Dataset rows about figures
+ + + +

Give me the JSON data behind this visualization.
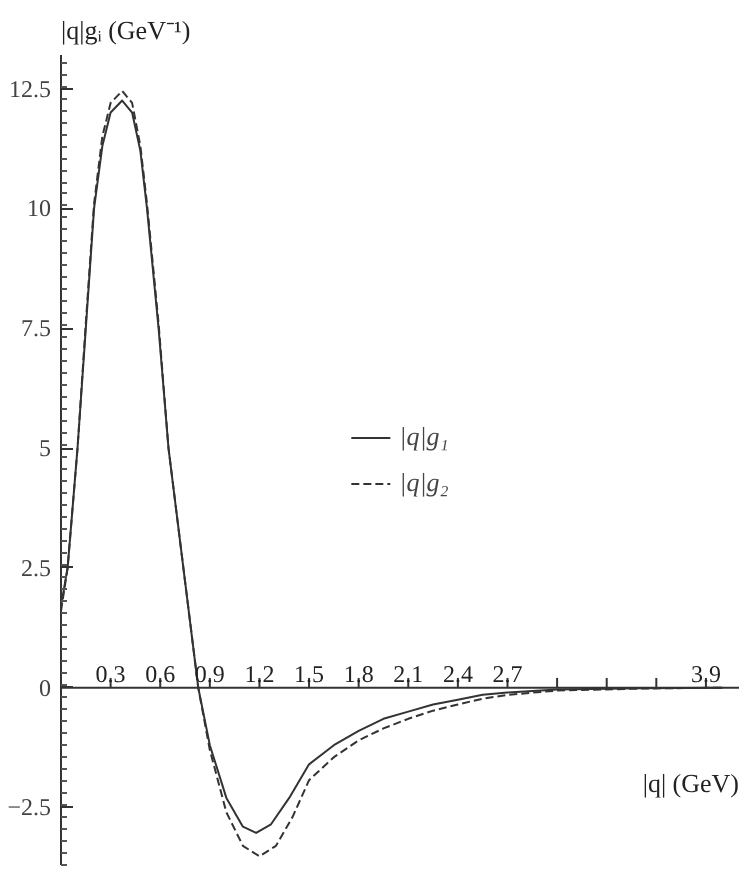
{
  "chart_data": {
    "type": "line",
    "xlabel": "|q| (GeV)",
    "ylabel": "|q|gᵢ (GeV⁻¹)",
    "xlim": [
      0,
      4.1
    ],
    "ylim": [
      -3.7,
      13.2
    ],
    "xticks": [
      0.3,
      0.6,
      0.9,
      1.2,
      1.5,
      1.8,
      2.1,
      2.4,
      2.7,
      {
        "value": 3.0,
        "label": null
      },
      {
        "value": 3.3,
        "label": null
      },
      {
        "value": 3.6,
        "label": null
      },
      3.9
    ],
    "yticks": [
      -2.5,
      0,
      2.5,
      5,
      7.5,
      10,
      12.5
    ],
    "grid": false,
    "legend": "center",
    "series": [
      {
        "name": "|q|g₁",
        "color": "#333333",
        "line_style": "solid",
        "x": [
          0,
          0.04,
          0.1,
          0.15,
          0.2,
          0.25,
          0.3,
          0.37,
          0.43,
          0.48,
          0.52,
          0.59,
          0.65,
          0.74,
          0.83,
          0.9,
          1.0,
          1.1,
          1.18,
          1.27,
          1.38,
          1.5,
          1.65,
          1.8,
          1.95,
          2.1,
          2.25,
          2.4,
          2.55,
          2.7,
          3.0,
          3.5,
          4.0
        ],
        "values": [
          1.7,
          2.5,
          5,
          7.5,
          10,
          11.3,
          12.0,
          12.25,
          12.0,
          11.2,
          10,
          7.5,
          5,
          2.5,
          0,
          -1.2,
          -2.3,
          -2.9,
          -3.03,
          -2.85,
          -2.3,
          -1.6,
          -1.2,
          -0.9,
          -0.65,
          -0.5,
          -0.35,
          -0.25,
          -0.15,
          -0.1,
          -0.04,
          -0.01,
          0
        ]
      },
      {
        "name": "|q|g₂",
        "color": "#333333",
        "line_style": "dashed",
        "x": [
          0,
          0.04,
          0.1,
          0.15,
          0.2,
          0.25,
          0.3,
          0.37,
          0.43,
          0.48,
          0.52,
          0.59,
          0.65,
          0.74,
          0.83,
          0.9,
          1.0,
          1.1,
          1.2,
          1.3,
          1.4,
          1.5,
          1.65,
          1.8,
          1.95,
          2.1,
          2.25,
          2.4,
          2.55,
          2.7,
          3.0,
          3.5,
          4.0
        ],
        "values": [
          1.6,
          2.5,
          5,
          7.6,
          10.1,
          11.5,
          12.2,
          12.45,
          12.2,
          11.3,
          10.1,
          7.6,
          5,
          2.5,
          0,
          -1.3,
          -2.6,
          -3.3,
          -3.52,
          -3.3,
          -2.7,
          -1.93,
          -1.45,
          -1.1,
          -0.85,
          -0.65,
          -0.48,
          -0.35,
          -0.23,
          -0.15,
          -0.06,
          -0.02,
          0
        ]
      }
    ]
  }
}
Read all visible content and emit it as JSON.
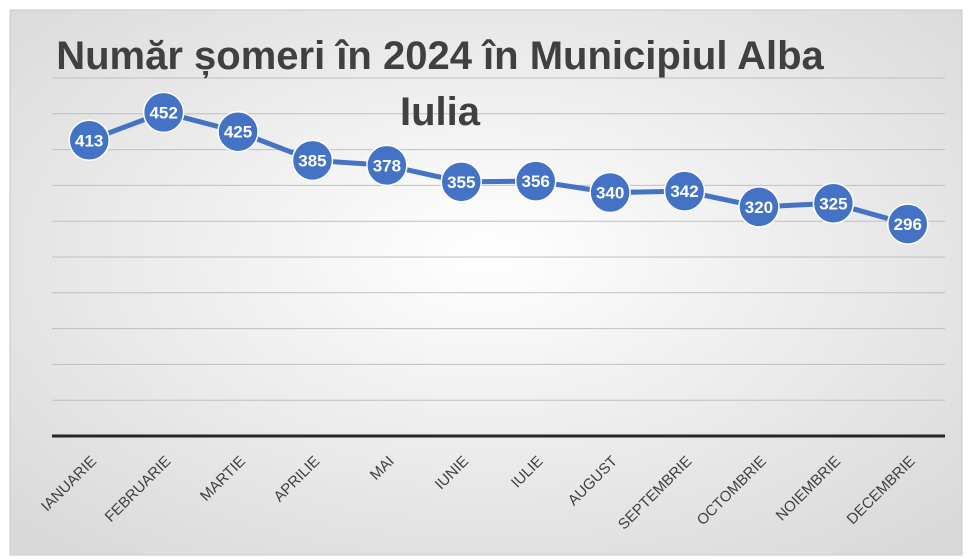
{
  "chart_data": {
    "type": "line",
    "title": "Număr șomeri în 2024 în Municipiul Alba Iulia",
    "categories": [
      "IANUARIE",
      "FEBRUARIE",
      "MARTIE",
      "APRILIE",
      "MAI",
      "IUNIE",
      "IULIE",
      "AUGUST",
      "SEPTEMBRIE",
      "OCTOMBRIE",
      "NOIEMBRIE",
      "DECEMBRIE"
    ],
    "series": [
      {
        "name": "Număr șomeri",
        "color": "#4472c4",
        "values": [
          413,
          452,
          425,
          385,
          378,
          355,
          356,
          340,
          342,
          320,
          325,
          296
        ]
      }
    ],
    "ylim": [
      0,
      500
    ],
    "yticks": [
      0,
      50,
      100,
      150,
      200,
      250,
      300,
      350,
      400,
      450,
      500
    ],
    "grid": true
  }
}
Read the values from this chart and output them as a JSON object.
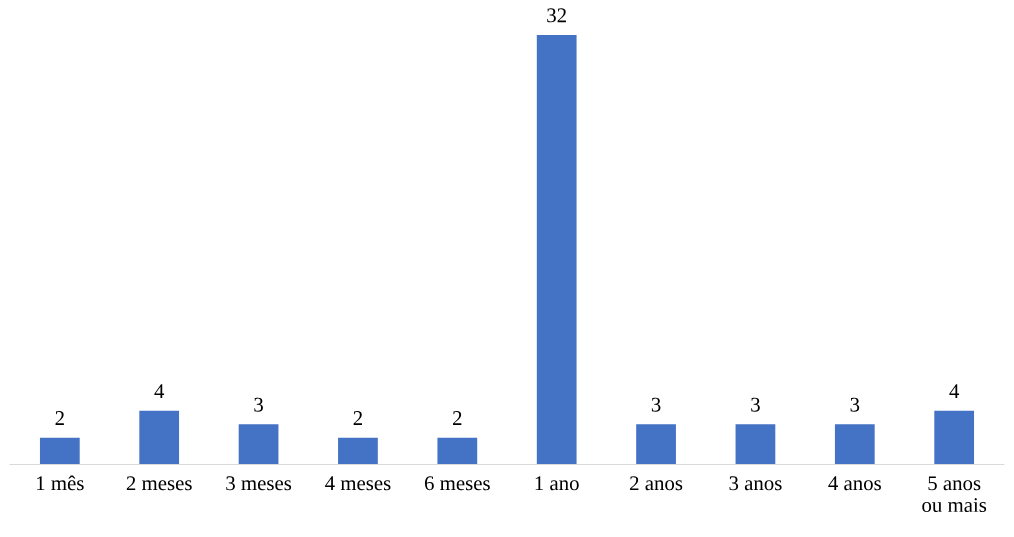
{
  "chart_data": {
    "type": "bar",
    "categories": [
      "1 mês",
      "2 meses",
      "3 meses",
      "4 meses",
      "6 meses",
      "1 ano",
      "2 anos",
      "3 anos",
      "4 anos",
      "5 anos\nou mais"
    ],
    "values": [
      2,
      4,
      3,
      2,
      2,
      32,
      3,
      3,
      3,
      4
    ],
    "color": "#4472c4",
    "data_labels": true,
    "grid": false,
    "legend": false
  }
}
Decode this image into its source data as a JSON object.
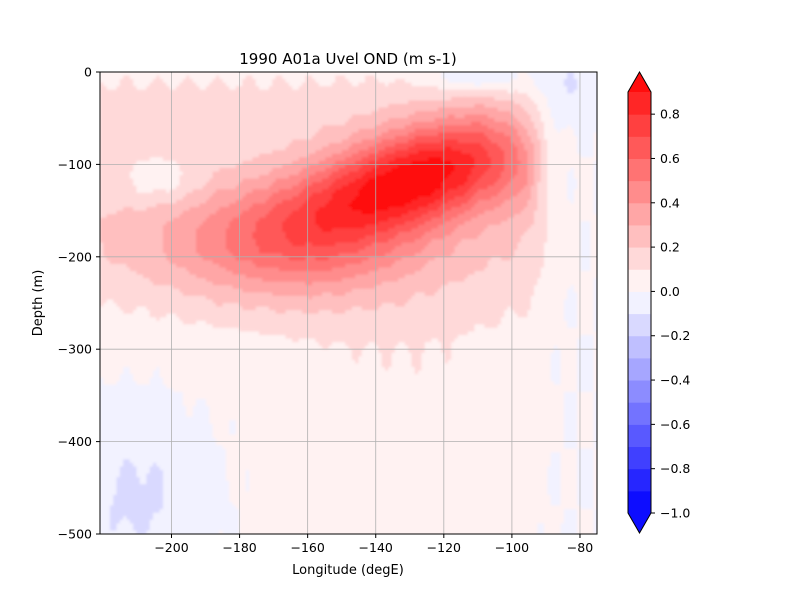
{
  "chart_data": {
    "type": "heatmap",
    "title": "1990 A01a  Uvel OND (m s-1)",
    "xlabel": "Longitude (degE)",
    "ylabel": "Depth (m)",
    "xlim": [
      -221,
      -75
    ],
    "ylim": [
      -500,
      0
    ],
    "x_ticks": [
      -200,
      -180,
      -160,
      -140,
      -120,
      -100,
      -80
    ],
    "y_ticks": [
      0,
      -100,
      -200,
      -300,
      -400,
      -500
    ],
    "grid": true,
    "colorbar": {
      "levels": [
        -1.0,
        -0.9,
        -0.8,
        -0.7,
        -0.6,
        -0.5,
        -0.4,
        -0.3,
        -0.2,
        -0.1,
        0.0,
        0.1,
        0.2,
        0.3,
        0.4,
        0.5,
        0.6,
        0.7,
        0.8,
        0.9
      ],
      "tick_values": [
        0.8,
        0.6,
        0.4,
        0.2,
        0.0,
        -0.2,
        -0.4,
        -0.6,
        -0.8,
        -1.0
      ],
      "tick_labels": [
        "0.8",
        "0.6",
        "0.4",
        "0.2",
        "0.0",
        "−0.2",
        "−0.4",
        "−0.6",
        "−0.8",
        "−1.0"
      ],
      "extend": "both",
      "colormap": "bwr"
    },
    "contour_values": [
      0.1
    ],
    "estimated_field": {
      "note_units": "m s-1",
      "core": {
        "longitude": -125,
        "depth": -110,
        "max_speed": 0.85
      },
      "eastern_edge_longitude": -92
    }
  }
}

+ + + +

*WORK TO COMPLETE*.
Copy each line containing the word "this" from the data.

*WRITTEN SOLUTION*.
Give me the JSON data behind this visualization.
Read the values from this chart and output them as a JSON object.
Decode this image into its source data as a JSON object.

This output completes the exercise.